• **Exercise aim**:
Take each line containing the word "JSON" and copy it.

• **Listed records**:
━━━━━━

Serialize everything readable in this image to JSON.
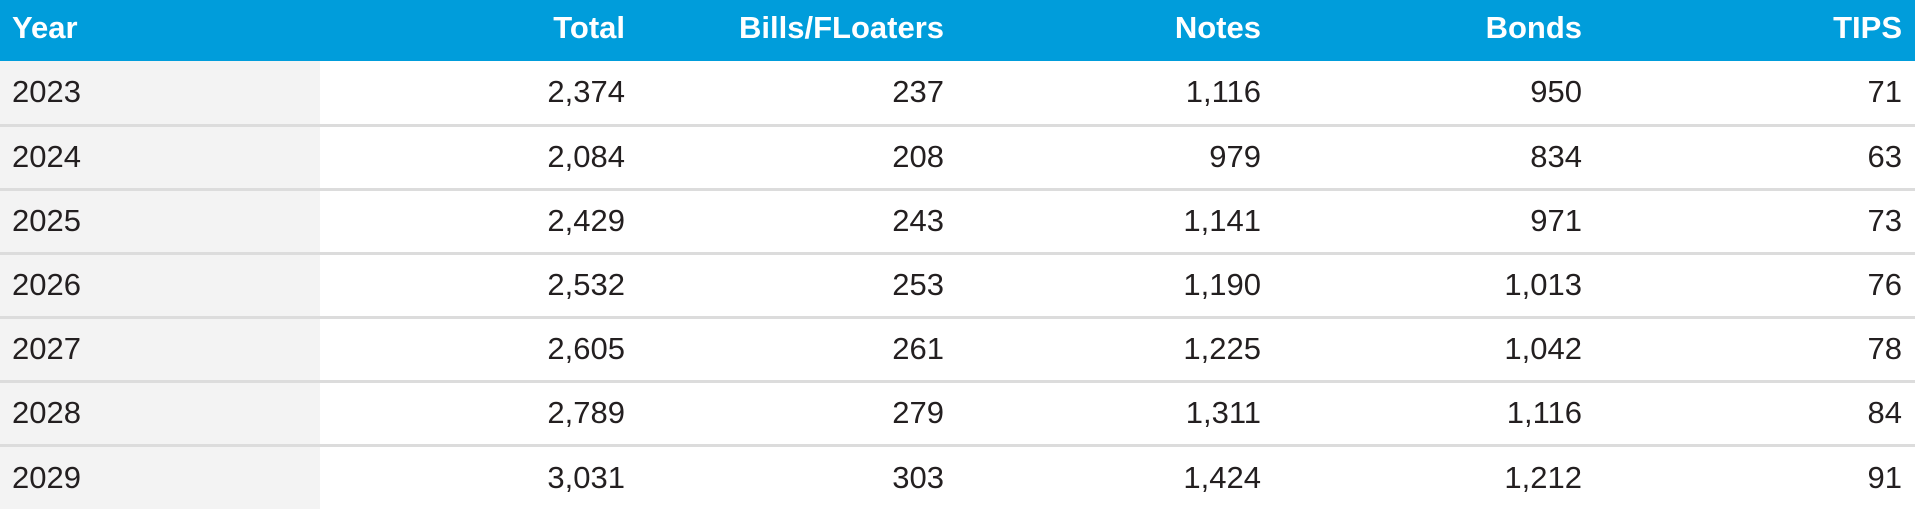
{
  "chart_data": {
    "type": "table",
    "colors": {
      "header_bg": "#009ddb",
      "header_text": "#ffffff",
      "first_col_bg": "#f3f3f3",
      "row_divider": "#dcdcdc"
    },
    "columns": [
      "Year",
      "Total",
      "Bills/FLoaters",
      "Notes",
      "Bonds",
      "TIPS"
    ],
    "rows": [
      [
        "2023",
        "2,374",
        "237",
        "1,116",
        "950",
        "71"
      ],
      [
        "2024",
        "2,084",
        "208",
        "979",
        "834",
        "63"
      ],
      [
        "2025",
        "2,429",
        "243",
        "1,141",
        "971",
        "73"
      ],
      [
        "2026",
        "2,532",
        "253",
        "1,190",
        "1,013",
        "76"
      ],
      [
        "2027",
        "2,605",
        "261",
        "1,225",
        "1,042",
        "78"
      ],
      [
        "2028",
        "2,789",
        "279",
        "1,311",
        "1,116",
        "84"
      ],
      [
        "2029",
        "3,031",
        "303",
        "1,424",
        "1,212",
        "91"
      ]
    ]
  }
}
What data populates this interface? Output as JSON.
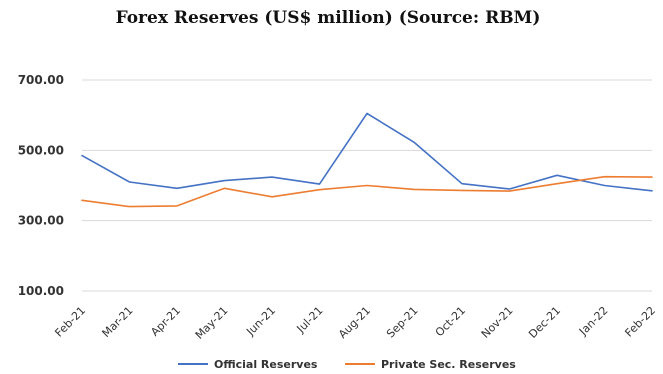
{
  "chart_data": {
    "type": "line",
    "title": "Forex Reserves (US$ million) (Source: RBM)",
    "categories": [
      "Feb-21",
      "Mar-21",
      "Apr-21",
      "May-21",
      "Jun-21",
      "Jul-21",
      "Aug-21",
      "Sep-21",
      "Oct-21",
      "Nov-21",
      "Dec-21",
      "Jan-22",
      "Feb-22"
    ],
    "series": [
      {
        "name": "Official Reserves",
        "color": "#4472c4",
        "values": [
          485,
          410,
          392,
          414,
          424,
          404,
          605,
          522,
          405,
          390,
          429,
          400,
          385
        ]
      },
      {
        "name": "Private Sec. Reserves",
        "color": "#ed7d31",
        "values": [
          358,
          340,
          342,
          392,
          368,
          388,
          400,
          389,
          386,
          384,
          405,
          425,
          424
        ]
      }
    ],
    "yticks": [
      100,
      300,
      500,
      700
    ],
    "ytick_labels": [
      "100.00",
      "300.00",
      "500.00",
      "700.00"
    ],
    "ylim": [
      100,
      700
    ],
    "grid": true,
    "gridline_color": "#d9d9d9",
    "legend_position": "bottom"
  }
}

━━━━━━

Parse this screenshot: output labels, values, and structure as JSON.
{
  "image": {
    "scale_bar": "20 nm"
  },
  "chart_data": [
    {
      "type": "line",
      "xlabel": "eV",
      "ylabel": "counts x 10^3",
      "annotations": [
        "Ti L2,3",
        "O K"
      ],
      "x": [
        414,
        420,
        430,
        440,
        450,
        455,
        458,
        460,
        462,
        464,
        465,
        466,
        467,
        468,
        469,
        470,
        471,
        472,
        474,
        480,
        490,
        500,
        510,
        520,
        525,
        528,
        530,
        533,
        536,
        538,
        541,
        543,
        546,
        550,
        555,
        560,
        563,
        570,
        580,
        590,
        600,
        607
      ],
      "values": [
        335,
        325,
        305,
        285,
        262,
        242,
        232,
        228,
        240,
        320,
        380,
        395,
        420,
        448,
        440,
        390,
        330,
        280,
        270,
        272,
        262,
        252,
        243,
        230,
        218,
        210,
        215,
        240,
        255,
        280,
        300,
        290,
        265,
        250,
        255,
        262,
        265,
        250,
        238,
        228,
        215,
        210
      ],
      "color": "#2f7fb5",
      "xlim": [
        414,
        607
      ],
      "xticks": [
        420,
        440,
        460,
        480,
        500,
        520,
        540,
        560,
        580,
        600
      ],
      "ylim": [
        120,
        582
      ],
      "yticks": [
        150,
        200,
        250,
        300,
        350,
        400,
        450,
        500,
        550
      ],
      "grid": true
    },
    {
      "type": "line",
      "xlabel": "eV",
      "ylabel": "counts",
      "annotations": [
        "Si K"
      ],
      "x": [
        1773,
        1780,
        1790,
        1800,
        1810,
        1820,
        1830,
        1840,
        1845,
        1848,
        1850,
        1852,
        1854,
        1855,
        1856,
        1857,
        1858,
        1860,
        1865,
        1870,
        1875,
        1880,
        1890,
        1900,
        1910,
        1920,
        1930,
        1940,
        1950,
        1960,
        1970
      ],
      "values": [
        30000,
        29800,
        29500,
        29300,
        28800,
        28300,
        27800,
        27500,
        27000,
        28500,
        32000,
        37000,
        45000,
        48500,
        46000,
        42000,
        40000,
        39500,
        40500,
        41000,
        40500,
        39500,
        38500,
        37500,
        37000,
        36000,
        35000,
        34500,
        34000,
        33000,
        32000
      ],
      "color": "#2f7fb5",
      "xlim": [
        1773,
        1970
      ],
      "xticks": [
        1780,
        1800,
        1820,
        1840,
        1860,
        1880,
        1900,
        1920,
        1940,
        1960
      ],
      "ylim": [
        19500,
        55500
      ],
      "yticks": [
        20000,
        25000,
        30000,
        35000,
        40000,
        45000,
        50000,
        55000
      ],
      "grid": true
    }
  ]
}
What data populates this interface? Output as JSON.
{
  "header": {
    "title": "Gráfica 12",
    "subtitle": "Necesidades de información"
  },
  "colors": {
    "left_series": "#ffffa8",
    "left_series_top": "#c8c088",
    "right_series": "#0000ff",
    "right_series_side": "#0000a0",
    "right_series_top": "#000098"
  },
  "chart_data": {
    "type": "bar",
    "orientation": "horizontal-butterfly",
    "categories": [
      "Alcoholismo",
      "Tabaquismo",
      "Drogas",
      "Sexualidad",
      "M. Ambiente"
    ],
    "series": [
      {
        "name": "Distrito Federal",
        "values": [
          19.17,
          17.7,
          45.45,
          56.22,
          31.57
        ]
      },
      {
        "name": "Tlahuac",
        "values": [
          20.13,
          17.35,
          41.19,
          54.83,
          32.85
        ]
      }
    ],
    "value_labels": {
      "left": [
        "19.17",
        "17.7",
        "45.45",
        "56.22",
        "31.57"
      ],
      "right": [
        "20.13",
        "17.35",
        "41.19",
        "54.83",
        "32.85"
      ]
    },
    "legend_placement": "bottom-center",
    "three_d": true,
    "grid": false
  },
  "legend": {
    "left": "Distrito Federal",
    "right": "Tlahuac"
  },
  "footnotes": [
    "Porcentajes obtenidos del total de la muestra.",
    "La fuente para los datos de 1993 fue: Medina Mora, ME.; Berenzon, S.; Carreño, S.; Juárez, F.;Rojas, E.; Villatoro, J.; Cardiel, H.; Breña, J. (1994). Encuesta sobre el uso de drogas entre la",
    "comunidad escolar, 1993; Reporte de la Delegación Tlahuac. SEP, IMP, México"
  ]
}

━━━━━━

• **Solution for this exercise**:
Serialize everything readable in this image to JSON.
What data populates this interface? Output as JSON.
Parse this screenshot: output labels, values, and structure as JSON.
What data populates this interface? Output as JSON.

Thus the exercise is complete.